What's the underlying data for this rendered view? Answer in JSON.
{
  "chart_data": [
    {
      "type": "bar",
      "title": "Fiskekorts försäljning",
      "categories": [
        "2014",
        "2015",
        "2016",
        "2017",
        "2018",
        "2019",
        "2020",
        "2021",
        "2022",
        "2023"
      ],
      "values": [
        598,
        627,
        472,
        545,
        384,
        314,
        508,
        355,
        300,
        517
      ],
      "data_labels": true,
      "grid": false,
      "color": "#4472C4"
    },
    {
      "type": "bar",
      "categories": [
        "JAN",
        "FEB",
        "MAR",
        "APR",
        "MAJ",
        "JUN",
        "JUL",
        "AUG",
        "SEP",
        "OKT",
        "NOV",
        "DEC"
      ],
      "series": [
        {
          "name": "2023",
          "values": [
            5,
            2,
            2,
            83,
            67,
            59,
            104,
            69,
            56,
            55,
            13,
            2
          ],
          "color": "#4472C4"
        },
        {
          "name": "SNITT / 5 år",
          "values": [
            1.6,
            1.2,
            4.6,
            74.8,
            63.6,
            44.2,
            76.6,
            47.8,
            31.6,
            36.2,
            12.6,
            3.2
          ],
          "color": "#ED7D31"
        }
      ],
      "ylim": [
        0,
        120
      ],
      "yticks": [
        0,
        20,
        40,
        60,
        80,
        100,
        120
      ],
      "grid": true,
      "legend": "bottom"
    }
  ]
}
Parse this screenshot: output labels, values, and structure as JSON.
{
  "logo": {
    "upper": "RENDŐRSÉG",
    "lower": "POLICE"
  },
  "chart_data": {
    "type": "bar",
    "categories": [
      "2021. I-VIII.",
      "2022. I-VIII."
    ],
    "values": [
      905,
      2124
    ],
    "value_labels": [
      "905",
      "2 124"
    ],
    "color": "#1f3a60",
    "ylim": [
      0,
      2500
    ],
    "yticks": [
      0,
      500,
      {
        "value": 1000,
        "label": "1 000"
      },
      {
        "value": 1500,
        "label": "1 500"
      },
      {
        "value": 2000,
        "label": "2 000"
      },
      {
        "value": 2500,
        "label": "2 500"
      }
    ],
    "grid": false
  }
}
--
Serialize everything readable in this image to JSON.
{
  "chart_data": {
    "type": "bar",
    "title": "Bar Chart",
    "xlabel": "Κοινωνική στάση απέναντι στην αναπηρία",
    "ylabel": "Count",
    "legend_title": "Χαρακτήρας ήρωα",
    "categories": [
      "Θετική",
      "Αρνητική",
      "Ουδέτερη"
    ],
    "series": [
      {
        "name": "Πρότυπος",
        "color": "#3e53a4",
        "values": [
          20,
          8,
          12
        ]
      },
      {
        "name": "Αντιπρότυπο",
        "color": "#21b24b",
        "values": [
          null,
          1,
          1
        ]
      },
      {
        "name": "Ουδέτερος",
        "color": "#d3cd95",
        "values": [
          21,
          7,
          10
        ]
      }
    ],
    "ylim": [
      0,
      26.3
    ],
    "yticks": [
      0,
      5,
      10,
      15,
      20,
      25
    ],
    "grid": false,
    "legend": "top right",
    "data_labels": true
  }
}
---
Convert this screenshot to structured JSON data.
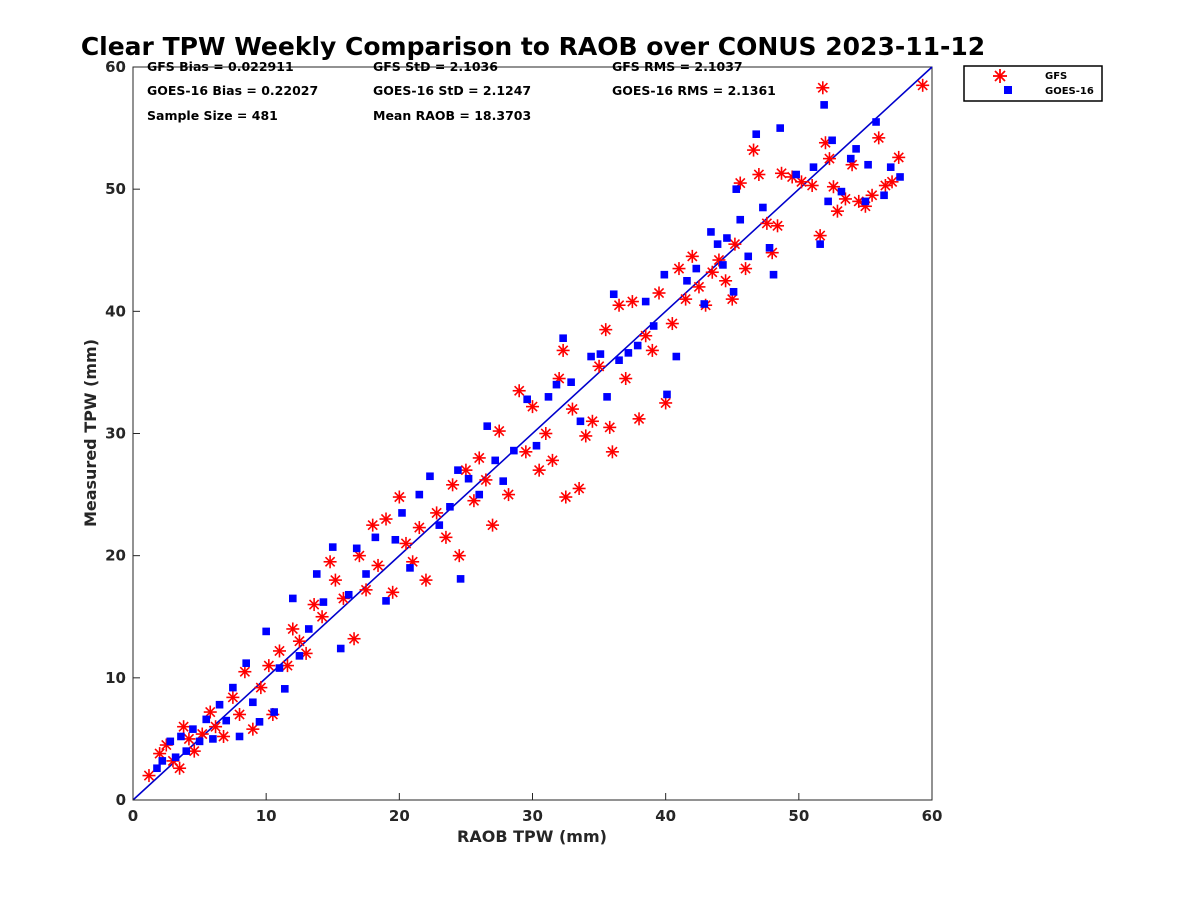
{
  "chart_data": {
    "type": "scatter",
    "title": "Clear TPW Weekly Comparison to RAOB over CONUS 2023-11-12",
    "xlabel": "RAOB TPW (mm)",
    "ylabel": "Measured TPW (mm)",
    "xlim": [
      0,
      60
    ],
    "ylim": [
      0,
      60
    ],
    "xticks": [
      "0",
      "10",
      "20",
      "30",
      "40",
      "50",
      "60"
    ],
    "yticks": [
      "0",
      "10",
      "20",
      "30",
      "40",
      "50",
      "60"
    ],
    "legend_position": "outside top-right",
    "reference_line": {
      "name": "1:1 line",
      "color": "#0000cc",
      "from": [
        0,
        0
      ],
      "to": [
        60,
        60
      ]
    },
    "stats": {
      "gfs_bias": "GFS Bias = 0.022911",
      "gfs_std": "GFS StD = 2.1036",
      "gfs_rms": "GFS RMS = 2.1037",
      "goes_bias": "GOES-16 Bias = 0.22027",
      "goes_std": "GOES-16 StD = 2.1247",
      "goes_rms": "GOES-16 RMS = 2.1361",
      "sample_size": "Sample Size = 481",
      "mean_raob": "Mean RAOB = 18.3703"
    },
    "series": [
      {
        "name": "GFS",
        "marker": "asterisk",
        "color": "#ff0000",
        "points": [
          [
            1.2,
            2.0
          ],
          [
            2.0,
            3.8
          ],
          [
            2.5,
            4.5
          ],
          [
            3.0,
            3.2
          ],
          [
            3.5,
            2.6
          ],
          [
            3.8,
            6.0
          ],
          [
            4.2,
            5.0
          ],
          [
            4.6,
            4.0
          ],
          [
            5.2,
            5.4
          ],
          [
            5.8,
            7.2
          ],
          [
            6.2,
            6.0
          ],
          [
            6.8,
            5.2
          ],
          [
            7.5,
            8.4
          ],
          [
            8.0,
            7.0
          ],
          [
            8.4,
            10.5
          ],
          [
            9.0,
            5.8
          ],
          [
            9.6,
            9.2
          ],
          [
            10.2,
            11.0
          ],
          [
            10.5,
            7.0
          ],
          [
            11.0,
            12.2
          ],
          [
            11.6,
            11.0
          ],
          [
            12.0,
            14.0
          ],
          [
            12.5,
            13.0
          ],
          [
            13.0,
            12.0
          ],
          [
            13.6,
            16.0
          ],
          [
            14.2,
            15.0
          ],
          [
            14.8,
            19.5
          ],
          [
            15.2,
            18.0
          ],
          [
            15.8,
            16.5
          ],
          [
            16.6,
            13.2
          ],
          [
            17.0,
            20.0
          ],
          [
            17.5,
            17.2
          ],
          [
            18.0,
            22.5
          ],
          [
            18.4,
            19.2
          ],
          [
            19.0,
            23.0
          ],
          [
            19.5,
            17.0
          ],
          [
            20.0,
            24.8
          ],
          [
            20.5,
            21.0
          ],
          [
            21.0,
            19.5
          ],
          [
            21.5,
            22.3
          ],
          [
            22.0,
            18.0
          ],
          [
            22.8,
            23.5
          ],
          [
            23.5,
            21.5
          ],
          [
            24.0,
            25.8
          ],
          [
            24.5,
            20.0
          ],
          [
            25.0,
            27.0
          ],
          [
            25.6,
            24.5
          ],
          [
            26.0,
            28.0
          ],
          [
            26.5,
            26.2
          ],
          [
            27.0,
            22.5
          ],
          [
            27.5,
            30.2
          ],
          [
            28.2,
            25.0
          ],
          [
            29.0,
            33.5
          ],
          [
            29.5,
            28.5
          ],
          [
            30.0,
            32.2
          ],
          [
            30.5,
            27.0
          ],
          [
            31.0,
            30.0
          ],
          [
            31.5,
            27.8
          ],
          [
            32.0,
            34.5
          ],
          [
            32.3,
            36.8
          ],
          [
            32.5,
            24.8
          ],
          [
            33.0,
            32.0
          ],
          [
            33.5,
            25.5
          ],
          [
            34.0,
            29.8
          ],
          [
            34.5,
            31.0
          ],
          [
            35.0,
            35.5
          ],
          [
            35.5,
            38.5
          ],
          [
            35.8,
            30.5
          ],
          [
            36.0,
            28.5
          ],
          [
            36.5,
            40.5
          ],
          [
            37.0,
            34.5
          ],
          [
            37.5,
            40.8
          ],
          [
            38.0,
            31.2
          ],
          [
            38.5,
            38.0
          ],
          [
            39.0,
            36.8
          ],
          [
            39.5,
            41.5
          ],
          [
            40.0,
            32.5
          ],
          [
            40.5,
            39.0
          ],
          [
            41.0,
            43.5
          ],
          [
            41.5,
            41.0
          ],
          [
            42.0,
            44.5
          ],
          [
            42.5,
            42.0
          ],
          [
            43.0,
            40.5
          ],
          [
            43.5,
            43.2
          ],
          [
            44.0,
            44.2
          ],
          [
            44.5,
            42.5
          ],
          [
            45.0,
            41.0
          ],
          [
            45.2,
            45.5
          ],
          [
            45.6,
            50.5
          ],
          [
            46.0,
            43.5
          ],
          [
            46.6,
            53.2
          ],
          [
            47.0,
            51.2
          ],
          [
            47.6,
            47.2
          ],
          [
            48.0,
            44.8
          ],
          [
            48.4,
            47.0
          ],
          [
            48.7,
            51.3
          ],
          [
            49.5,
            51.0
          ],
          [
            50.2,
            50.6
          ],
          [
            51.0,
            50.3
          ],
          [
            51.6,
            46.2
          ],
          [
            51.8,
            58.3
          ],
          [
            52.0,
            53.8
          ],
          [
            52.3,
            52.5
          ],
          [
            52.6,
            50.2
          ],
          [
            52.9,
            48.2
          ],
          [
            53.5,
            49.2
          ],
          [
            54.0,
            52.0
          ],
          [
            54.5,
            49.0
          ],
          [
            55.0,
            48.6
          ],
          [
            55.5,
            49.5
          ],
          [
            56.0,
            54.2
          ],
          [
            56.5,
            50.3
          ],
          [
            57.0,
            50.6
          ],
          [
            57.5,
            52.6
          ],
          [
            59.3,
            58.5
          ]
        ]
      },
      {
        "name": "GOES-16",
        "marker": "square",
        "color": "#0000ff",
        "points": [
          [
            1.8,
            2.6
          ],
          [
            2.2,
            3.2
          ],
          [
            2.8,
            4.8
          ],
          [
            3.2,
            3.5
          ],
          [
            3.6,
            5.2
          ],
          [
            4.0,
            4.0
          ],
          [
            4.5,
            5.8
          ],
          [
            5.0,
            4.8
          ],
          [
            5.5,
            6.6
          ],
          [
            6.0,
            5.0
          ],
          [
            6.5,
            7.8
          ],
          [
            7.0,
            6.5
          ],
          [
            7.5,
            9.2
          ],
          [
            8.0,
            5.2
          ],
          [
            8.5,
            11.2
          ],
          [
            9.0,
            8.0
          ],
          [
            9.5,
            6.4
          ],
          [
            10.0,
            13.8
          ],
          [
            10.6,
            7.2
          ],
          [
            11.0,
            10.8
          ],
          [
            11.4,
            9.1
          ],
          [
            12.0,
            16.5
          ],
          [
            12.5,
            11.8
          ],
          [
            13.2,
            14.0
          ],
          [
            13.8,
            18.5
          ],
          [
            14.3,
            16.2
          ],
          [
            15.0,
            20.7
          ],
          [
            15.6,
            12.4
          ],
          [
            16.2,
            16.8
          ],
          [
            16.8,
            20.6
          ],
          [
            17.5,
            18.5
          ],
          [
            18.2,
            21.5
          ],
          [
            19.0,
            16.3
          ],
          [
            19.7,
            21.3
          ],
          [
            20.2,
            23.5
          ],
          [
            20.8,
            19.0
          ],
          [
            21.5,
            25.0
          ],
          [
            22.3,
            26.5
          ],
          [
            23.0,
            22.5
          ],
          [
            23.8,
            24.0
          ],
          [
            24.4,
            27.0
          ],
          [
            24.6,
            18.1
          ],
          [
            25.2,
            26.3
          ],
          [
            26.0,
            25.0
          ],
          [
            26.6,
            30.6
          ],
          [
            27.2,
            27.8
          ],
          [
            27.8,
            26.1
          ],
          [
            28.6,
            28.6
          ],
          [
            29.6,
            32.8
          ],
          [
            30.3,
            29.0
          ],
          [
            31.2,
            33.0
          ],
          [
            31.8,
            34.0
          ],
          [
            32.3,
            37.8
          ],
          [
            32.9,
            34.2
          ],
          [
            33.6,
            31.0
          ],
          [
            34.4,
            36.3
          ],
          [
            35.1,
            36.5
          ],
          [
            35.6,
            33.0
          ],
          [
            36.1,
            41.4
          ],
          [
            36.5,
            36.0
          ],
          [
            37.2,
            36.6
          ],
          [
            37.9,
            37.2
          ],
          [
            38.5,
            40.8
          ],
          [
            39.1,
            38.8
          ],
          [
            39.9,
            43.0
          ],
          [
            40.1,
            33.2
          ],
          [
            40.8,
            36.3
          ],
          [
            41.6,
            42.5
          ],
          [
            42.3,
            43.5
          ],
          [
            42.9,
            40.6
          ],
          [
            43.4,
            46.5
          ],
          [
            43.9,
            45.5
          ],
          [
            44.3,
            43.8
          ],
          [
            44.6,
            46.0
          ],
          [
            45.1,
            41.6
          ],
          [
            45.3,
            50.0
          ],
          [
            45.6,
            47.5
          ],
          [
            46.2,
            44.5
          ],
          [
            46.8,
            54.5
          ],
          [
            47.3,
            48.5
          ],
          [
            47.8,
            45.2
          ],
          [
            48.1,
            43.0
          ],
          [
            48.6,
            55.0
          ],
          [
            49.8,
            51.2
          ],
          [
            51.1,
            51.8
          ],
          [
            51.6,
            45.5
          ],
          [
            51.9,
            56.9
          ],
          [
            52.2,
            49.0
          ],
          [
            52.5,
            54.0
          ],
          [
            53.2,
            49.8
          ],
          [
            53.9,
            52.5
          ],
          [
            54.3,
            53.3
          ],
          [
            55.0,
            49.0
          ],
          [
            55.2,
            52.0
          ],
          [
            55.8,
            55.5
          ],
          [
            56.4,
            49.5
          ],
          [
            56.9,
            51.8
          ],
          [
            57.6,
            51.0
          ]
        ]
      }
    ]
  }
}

Given problem:
Tally how many lines in the material above hold the word "RAOB". Write only that number.

Correct response:
3